What the exercise asks =
Write out the lines from the first one through the line that contains "citation-link[interactable]: Santavuori et", including both, as a numbered list with blank lines omitted.

Data extract =
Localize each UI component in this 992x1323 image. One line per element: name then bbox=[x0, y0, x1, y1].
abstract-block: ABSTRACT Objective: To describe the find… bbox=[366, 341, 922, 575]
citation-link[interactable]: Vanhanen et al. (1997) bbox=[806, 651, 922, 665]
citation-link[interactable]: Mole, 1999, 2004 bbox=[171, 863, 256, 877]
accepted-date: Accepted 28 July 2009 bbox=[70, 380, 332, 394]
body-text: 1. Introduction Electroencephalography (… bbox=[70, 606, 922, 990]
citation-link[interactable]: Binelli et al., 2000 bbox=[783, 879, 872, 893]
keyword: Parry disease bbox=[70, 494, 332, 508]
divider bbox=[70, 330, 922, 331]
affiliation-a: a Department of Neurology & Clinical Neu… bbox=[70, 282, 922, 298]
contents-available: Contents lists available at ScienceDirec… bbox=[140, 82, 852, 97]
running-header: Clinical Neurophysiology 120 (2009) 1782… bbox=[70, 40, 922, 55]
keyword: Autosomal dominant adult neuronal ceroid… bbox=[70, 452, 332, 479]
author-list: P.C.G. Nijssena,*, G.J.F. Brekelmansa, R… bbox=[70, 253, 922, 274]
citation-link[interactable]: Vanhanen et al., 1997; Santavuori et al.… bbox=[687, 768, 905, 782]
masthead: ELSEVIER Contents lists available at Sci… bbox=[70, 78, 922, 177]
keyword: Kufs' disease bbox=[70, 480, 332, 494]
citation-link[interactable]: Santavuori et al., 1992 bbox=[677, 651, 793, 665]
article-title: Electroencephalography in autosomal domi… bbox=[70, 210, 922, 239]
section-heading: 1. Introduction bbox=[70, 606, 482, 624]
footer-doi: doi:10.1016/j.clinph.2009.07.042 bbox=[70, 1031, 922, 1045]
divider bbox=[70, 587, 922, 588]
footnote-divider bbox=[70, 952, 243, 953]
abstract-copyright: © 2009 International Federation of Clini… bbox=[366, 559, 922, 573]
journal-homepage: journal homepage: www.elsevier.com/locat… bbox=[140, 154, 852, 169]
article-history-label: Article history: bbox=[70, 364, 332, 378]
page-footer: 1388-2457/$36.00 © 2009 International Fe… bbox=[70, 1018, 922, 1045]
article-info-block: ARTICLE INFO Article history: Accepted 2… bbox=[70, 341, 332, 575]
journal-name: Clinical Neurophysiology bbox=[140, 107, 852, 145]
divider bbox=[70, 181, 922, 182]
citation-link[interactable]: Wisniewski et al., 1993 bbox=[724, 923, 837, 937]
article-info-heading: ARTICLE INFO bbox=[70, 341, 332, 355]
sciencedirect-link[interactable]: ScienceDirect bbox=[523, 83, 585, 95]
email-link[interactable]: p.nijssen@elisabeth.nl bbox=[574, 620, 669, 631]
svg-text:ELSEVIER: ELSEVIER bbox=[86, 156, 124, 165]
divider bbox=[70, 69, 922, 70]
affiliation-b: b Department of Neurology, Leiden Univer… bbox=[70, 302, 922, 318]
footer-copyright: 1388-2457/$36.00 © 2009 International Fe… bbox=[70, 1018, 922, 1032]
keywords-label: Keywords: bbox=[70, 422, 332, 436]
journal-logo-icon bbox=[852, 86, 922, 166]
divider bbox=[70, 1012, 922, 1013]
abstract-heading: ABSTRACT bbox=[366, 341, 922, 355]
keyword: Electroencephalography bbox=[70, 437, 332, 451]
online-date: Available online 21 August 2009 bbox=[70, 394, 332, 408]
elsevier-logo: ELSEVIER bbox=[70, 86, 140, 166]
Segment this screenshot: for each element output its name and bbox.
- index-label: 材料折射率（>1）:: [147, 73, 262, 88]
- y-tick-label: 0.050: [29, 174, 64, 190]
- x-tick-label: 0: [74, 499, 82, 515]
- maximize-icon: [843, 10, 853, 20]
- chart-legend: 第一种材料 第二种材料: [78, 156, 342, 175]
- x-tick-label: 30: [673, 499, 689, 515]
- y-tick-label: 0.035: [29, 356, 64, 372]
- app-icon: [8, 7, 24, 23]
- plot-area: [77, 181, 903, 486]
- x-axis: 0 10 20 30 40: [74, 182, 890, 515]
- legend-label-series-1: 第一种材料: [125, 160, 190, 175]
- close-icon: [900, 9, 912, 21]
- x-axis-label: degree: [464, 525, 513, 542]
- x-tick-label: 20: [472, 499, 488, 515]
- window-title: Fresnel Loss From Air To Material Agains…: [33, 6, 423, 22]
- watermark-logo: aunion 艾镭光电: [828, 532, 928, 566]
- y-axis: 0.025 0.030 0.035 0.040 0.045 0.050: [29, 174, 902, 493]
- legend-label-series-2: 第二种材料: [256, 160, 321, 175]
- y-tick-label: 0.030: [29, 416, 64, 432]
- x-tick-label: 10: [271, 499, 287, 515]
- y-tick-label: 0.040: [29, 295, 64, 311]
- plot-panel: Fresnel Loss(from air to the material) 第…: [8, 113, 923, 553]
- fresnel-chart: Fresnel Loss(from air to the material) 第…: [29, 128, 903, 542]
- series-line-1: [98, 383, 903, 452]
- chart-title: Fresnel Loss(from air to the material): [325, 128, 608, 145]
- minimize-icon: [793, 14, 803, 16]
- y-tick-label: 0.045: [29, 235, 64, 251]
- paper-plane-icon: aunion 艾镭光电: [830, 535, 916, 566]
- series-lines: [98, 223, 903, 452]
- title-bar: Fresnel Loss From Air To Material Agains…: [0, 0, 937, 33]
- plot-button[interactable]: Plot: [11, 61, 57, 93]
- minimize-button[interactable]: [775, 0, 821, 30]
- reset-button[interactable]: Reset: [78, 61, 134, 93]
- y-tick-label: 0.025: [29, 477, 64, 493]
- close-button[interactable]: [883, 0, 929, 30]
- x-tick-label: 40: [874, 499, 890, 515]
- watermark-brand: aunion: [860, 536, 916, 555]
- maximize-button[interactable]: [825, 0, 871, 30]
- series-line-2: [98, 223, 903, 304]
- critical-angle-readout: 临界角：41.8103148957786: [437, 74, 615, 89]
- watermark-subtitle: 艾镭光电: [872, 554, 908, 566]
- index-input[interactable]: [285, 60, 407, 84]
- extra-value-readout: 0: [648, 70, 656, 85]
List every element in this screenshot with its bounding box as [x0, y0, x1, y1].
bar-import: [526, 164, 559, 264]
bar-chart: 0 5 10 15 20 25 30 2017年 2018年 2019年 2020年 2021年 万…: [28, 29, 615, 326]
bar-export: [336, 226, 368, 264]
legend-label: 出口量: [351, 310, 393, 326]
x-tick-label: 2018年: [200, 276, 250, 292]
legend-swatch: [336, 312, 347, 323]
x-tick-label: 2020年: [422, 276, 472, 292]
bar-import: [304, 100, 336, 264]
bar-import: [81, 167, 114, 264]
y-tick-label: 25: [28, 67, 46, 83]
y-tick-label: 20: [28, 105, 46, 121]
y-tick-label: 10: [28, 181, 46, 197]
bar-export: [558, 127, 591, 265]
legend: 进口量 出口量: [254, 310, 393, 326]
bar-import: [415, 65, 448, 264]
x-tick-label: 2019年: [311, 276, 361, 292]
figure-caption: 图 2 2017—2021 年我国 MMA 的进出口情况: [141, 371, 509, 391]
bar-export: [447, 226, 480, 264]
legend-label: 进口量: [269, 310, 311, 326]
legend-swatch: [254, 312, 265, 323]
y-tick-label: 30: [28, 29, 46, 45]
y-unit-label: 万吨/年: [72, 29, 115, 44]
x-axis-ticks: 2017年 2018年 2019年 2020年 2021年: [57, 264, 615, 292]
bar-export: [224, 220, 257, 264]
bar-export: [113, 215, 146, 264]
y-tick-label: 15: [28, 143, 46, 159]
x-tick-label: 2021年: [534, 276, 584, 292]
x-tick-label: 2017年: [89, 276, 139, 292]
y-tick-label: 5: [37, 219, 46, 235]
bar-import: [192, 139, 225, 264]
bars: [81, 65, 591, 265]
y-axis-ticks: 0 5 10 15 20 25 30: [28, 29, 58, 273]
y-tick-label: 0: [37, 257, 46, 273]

Solution to the problem =
1. Localize each UI component in this 992x1323 image. One line per element: name then bbox=[x0, y0, x1, y1].
2. abstract-block: ABSTRACT Objective: To describe the find… bbox=[366, 341, 922, 575]
3. citation-link[interactable]: Vanhanen et al. (1997) bbox=[806, 651, 922, 665]
4. citation-link[interactable]: Mole, 1999, 2004 bbox=[171, 863, 256, 877]
5. accepted-date: Accepted 28 July 2009 bbox=[70, 380, 332, 394]
6. body-text: 1. Introduction Electroencephalography (… bbox=[70, 606, 922, 990]
7. citation-link[interactable]: Binelli et al., 2000 bbox=[783, 879, 872, 893]
8. keyword: Parry disease bbox=[70, 494, 332, 508]
9. divider bbox=[70, 330, 922, 331]
10. affiliation-a: a Department of Neurology & Clinical Neu… bbox=[70, 282, 922, 298]
11. contents-available: Contents lists available at ScienceDirec… bbox=[140, 82, 852, 97]
12. running-header: Clinical Neurophysiology 120 (2009) 1782… bbox=[70, 40, 922, 55]
13. keyword: Autosomal dominant adult neuronal ceroid… bbox=[70, 452, 332, 479]
14. author-list: P.C.G. Nijssena,*, G.J.F. Brekelmansa, R… bbox=[70, 253, 922, 274]
15. citation-link[interactable]: Vanhanen et al., 1997; Santavuori et al.… bbox=[687, 768, 905, 782]
16. masthead: ELSEVIER Contents lists available at Sci… bbox=[70, 78, 922, 177]
17. keyword: Kufs' disease bbox=[70, 480, 332, 494]
18. citation-link[interactable]: Santavuori et al., 1992 bbox=[677, 651, 793, 665]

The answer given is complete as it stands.